>>
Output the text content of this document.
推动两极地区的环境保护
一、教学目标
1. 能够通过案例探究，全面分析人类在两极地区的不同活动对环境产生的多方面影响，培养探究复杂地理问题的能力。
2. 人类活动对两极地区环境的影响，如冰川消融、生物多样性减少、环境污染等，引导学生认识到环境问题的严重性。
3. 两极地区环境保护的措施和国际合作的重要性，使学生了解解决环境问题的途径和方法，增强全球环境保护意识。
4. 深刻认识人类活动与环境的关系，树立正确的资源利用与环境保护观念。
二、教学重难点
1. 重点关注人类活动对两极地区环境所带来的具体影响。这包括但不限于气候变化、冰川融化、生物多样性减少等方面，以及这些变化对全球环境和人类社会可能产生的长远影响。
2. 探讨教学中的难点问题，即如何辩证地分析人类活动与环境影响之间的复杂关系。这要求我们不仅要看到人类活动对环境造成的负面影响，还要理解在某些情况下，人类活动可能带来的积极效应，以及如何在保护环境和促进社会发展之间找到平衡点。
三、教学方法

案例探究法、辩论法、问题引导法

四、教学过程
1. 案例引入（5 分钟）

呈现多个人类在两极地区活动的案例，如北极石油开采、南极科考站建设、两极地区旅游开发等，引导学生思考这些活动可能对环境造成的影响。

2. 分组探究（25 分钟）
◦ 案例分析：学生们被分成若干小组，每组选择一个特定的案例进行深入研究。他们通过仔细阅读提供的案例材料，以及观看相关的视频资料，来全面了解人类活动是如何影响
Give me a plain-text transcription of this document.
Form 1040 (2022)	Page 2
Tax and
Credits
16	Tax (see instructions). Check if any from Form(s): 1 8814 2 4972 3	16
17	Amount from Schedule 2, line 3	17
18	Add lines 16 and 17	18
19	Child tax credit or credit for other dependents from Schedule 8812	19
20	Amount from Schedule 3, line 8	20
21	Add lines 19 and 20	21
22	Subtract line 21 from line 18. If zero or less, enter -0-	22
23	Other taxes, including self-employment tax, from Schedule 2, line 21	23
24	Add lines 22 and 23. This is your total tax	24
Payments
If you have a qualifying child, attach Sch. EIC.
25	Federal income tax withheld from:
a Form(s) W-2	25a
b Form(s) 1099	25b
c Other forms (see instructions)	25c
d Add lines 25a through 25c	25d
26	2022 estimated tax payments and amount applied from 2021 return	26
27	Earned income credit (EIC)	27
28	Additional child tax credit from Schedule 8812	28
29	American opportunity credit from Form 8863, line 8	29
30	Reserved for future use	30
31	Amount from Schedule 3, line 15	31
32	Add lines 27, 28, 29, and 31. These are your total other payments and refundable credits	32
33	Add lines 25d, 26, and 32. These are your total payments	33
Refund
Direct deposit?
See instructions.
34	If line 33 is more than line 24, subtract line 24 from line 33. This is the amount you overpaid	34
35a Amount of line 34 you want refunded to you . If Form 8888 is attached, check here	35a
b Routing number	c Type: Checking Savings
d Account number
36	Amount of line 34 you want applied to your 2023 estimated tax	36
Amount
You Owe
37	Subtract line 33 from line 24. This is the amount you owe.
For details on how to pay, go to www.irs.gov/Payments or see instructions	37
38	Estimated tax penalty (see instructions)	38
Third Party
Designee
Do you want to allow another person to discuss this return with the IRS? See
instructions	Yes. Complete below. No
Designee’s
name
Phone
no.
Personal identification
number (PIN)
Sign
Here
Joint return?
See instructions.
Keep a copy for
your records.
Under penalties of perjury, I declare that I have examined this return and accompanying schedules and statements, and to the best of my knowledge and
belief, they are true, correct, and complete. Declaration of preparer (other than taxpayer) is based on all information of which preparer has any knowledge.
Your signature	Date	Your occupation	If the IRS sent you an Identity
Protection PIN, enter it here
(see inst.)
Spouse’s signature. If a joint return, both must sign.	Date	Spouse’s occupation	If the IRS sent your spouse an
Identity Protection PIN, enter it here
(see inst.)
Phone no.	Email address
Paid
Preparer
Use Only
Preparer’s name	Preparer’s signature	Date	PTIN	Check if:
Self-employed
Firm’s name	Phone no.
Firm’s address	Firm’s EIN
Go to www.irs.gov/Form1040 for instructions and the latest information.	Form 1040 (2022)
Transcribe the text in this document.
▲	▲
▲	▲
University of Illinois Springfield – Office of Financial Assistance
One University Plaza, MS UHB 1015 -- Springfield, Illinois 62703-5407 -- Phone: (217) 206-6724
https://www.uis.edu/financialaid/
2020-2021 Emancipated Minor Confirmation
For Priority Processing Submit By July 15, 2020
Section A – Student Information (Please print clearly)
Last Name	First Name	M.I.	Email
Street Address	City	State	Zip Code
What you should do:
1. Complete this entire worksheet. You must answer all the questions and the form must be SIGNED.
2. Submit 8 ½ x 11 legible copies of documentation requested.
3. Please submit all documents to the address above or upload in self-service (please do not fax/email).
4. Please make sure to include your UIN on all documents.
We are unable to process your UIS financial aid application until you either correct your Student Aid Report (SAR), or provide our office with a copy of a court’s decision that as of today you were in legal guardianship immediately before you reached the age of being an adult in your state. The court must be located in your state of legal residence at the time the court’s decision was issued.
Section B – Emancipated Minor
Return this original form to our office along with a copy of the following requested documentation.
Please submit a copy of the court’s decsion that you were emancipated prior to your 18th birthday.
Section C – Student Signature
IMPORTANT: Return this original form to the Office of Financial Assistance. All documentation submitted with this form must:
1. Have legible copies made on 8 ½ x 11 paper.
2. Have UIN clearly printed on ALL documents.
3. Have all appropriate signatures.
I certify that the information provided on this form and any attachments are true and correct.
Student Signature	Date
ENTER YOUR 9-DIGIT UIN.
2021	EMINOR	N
<<
Reproduce only those lines of the entries above that run from the line with "Transcribe the text in this document." to the final line.

Written answer >>
Transcribe the text in this document.
▲	▲
▲	▲
University of Illinois Springfield – Office of Financial Assistance
One University Plaza, MS UHB 1015 -- Springfield, Illinois 62703-5407 -- Phone: (217) 206-6724
https://www.uis.edu/financialaid/
2020-2021 Emancipated Minor Confirmation
For Priority Processing Submit By July 15, 2020
Section A – Student Information (Please print clearly)
Last Name	First Name	M.I.	Email
Street Address	City	State	Zip Code
What you should do:
1. Complete this entire worksheet. You must answer all the questions and the form must be SIGNED.
2. Submit 8 ½ x 11 legible copies of documentation requested.
3. Please submit all documents to the address above or upload in self-service (please do not fax/email).
4. Please make sure to include your UIN on all documents.
We are unable to process your UIS financial aid application until you either correct your Student Aid Report (SAR), or provide our office with a copy of a court’s decision that as of today you were in legal guardianship immediately before you reached the age of being an adult in your state. The court must be located in your state of legal residence at the time the court’s decision was issued.
Section B – Emancipated Minor
Return this original form to our office along with a copy of the following requested documentation.
Please submit a copy of the court’s decsion that you were emancipated prior to your 18th birthday.
Section C – Student Signature
IMPORTANT: Return this original form to the Office of Financial Assistance. All documentation submitted with this form must:
1. Have legible copies made on 8 ½ x 11 paper.
2. Have UIN clearly printed on ALL documents.
3. Have all appropriate signatures.
I certify that the information provided on this form and any attachments are true and correct.
Student Signature	Date
ENTER YOUR 9-DIGIT UIN.
2021	EMINOR	N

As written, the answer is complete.